_Exercise input_

======

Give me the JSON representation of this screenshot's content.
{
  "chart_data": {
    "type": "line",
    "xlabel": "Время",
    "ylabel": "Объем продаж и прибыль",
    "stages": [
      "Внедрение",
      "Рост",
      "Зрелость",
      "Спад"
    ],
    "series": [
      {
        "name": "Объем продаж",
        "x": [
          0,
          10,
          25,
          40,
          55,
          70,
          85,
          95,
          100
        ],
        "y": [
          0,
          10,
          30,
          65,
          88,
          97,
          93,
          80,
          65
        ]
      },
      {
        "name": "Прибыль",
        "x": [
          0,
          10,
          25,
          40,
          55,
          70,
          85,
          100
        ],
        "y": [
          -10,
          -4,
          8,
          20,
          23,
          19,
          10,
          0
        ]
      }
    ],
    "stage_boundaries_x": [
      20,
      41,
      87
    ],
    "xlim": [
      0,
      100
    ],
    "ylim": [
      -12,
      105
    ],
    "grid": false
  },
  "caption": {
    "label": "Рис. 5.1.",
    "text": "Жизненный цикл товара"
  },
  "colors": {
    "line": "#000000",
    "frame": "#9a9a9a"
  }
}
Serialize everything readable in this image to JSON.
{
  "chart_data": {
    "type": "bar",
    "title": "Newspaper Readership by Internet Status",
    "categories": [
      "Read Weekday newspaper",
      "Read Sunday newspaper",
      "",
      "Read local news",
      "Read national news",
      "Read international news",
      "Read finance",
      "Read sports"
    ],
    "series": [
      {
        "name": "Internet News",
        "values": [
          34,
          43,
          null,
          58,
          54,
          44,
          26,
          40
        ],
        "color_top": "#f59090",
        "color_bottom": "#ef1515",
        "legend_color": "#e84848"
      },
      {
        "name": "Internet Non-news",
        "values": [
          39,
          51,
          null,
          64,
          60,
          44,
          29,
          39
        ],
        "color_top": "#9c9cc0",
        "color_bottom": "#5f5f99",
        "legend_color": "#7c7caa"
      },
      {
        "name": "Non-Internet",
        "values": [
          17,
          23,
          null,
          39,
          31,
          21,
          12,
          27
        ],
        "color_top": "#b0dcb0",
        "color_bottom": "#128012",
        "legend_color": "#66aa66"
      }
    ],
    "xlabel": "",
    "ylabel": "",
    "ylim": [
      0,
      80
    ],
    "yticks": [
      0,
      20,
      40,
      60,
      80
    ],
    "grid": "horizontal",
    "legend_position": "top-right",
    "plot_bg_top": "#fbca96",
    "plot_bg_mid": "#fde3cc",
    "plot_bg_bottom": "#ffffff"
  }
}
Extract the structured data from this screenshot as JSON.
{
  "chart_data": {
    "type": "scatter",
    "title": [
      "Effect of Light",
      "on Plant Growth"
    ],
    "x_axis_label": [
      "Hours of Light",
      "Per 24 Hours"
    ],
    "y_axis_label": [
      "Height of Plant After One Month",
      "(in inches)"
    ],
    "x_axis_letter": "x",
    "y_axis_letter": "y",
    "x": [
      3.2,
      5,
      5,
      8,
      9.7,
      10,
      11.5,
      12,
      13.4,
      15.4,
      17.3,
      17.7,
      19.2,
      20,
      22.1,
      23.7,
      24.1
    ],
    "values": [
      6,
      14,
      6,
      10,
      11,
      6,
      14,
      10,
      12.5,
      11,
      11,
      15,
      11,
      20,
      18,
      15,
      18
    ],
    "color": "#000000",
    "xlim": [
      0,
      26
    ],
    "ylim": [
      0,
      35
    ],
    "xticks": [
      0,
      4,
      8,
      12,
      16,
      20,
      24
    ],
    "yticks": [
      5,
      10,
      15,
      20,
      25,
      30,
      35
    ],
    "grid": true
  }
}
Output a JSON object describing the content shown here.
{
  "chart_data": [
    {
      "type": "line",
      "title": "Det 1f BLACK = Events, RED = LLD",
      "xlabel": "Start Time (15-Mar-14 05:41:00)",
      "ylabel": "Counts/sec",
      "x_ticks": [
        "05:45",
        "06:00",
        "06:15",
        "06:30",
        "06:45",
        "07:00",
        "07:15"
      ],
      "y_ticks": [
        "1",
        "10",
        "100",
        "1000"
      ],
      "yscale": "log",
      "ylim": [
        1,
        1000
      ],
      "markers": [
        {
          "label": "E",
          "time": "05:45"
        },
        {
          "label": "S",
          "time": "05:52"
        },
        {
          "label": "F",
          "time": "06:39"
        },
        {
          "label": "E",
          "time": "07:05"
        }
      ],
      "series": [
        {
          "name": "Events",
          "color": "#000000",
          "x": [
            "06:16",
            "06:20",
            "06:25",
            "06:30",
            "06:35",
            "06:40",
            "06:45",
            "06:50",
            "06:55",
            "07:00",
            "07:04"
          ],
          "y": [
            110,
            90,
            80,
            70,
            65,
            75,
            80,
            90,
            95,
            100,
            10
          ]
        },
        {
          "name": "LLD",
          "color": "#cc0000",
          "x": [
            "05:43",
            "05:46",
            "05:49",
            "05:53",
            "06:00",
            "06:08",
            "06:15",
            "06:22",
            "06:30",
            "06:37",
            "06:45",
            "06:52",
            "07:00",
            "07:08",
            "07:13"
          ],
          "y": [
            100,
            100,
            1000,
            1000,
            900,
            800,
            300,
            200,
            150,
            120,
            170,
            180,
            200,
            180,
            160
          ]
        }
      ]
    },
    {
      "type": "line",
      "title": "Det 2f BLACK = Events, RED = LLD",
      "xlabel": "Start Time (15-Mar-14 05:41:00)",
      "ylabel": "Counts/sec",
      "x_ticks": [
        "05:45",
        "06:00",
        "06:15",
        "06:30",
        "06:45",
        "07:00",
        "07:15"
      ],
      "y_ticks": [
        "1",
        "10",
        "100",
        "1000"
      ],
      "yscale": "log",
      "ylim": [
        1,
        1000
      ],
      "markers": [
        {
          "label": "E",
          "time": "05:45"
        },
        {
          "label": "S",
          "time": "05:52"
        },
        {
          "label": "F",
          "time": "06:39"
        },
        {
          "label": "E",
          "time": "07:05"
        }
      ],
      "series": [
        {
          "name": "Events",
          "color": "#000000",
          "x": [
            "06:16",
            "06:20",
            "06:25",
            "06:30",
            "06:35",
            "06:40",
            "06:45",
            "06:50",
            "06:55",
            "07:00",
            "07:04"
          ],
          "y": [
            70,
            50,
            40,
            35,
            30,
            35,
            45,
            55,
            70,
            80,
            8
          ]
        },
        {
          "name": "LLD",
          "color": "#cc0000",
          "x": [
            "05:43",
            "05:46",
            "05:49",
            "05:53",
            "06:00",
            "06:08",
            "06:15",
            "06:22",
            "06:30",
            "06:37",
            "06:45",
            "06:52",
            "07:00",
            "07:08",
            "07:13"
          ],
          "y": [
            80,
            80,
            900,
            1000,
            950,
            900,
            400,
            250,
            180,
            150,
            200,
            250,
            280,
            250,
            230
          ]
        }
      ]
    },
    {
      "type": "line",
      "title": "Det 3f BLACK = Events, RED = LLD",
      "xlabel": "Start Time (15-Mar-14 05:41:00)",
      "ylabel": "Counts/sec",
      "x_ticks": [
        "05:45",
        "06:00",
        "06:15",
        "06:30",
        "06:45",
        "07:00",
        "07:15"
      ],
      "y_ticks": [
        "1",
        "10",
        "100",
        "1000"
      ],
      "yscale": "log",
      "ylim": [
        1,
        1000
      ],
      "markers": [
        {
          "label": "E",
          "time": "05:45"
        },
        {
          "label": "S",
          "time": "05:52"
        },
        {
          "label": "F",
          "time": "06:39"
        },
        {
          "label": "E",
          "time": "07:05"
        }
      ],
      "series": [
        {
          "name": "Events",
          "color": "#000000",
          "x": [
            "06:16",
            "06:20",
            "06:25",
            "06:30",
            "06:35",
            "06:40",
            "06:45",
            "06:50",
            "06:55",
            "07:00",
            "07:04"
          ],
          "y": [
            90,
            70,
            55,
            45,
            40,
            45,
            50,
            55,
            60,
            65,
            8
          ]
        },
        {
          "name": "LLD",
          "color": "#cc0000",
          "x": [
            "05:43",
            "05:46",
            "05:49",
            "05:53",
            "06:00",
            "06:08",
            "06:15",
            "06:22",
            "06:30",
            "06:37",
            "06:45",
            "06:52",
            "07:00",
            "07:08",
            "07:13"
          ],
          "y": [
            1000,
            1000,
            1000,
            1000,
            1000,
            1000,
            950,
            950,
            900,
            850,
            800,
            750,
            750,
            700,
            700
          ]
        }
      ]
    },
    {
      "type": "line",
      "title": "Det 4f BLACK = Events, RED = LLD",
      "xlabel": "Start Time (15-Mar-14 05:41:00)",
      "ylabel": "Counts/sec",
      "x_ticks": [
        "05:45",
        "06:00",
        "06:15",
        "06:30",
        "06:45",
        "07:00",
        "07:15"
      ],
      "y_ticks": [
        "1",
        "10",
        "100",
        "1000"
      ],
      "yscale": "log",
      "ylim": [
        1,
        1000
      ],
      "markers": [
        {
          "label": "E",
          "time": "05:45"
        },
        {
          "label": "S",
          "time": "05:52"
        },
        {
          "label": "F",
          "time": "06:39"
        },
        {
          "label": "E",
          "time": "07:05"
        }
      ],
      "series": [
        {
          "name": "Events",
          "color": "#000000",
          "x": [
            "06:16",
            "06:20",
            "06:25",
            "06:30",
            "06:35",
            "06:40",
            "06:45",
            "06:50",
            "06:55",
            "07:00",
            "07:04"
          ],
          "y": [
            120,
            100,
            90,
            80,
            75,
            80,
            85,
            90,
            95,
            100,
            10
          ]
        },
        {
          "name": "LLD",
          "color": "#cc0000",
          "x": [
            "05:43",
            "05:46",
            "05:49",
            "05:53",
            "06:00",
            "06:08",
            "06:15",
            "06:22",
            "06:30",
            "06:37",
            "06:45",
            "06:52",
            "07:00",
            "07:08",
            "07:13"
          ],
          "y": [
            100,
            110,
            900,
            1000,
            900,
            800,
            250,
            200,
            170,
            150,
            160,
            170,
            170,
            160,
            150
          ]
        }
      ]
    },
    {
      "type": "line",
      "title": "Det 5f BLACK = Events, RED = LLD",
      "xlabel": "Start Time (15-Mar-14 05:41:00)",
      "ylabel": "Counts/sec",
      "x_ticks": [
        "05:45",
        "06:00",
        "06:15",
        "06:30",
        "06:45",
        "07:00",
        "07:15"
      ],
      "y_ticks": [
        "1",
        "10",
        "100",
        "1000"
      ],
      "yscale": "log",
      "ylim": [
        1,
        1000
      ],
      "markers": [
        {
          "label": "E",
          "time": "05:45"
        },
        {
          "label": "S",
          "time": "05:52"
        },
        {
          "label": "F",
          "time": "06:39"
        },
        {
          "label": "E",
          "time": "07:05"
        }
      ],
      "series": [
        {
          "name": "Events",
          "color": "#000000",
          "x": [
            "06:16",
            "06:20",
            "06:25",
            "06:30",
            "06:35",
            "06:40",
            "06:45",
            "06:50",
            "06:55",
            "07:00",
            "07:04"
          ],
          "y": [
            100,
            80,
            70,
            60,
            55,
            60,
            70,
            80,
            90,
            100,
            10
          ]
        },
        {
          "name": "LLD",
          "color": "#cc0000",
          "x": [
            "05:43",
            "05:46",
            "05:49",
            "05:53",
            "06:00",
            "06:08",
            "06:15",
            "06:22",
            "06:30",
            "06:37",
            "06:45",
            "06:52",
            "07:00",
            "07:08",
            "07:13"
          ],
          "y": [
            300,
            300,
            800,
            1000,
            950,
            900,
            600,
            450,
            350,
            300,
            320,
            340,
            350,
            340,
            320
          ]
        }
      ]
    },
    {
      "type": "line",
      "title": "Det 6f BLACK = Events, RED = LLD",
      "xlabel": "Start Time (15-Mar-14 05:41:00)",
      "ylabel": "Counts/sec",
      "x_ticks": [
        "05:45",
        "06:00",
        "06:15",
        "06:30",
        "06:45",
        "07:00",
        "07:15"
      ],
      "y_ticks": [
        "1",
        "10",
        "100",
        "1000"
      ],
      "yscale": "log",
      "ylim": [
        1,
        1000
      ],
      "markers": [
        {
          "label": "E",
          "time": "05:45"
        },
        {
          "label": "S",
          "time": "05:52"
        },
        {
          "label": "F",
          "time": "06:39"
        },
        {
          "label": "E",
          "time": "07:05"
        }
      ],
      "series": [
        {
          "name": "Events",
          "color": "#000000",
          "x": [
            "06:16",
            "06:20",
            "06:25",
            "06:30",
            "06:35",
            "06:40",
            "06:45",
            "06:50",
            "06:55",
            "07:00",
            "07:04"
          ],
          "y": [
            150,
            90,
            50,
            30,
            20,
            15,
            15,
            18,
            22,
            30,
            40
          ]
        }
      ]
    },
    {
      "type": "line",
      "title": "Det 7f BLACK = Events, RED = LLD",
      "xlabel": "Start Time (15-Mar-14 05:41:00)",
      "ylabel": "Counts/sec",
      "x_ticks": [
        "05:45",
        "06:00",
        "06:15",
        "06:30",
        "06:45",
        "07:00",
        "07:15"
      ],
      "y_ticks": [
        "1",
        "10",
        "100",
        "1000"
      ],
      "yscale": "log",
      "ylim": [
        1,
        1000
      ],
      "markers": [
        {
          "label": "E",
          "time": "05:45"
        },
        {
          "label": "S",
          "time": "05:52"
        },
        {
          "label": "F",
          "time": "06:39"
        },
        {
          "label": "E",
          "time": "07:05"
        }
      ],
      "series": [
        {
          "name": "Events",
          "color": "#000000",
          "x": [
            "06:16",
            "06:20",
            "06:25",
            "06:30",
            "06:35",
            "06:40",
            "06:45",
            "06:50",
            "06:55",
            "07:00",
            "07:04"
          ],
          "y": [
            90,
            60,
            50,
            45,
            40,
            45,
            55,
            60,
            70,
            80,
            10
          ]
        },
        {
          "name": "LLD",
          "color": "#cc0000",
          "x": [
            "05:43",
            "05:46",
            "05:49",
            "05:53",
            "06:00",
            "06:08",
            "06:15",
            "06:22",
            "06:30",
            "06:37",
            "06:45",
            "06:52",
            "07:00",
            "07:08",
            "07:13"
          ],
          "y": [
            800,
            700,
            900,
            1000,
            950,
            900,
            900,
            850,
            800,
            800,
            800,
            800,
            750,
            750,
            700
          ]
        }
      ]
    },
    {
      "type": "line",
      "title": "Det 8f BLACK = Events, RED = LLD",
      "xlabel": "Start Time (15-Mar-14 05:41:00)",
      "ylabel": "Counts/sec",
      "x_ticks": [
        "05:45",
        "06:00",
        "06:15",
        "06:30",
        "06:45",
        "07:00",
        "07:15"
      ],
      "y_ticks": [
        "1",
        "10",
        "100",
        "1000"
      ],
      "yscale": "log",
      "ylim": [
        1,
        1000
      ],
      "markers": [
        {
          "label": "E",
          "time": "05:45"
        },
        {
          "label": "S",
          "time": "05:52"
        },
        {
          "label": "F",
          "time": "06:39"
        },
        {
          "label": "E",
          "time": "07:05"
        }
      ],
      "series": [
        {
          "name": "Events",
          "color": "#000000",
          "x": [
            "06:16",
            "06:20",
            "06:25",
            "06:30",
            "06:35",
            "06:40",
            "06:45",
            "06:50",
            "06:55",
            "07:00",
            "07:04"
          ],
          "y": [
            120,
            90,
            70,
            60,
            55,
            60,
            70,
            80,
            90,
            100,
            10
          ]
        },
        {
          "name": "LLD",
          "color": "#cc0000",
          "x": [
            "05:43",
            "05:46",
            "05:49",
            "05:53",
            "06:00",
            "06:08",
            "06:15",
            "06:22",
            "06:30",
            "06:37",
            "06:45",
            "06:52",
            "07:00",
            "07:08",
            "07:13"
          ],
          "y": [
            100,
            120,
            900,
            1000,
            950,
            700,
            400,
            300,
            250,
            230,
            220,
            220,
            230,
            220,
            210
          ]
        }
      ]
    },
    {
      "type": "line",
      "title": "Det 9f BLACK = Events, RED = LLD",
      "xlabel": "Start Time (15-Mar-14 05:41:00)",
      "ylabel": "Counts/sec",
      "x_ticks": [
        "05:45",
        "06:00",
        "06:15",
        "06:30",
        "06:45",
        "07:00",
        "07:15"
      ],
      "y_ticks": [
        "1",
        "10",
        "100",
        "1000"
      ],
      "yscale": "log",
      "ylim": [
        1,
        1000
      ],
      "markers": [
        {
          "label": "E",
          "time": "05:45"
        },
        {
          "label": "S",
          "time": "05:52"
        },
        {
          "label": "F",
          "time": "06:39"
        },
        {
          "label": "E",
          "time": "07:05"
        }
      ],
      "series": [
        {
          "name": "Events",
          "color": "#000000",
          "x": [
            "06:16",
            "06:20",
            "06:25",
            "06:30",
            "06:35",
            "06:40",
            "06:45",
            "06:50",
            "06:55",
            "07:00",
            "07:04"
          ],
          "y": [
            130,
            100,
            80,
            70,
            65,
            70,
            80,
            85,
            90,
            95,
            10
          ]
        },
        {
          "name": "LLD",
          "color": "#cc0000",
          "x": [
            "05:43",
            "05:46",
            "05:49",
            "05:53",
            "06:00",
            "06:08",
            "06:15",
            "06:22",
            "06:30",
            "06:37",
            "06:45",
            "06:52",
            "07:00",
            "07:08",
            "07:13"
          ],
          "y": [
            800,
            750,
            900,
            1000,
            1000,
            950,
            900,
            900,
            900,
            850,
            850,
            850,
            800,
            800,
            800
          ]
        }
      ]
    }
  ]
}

======

_Task description_
From the material above, copy each line that includes the word "Plant".

_Expected output_
      "on Plant Growth"
      "Height of Plant After One Month",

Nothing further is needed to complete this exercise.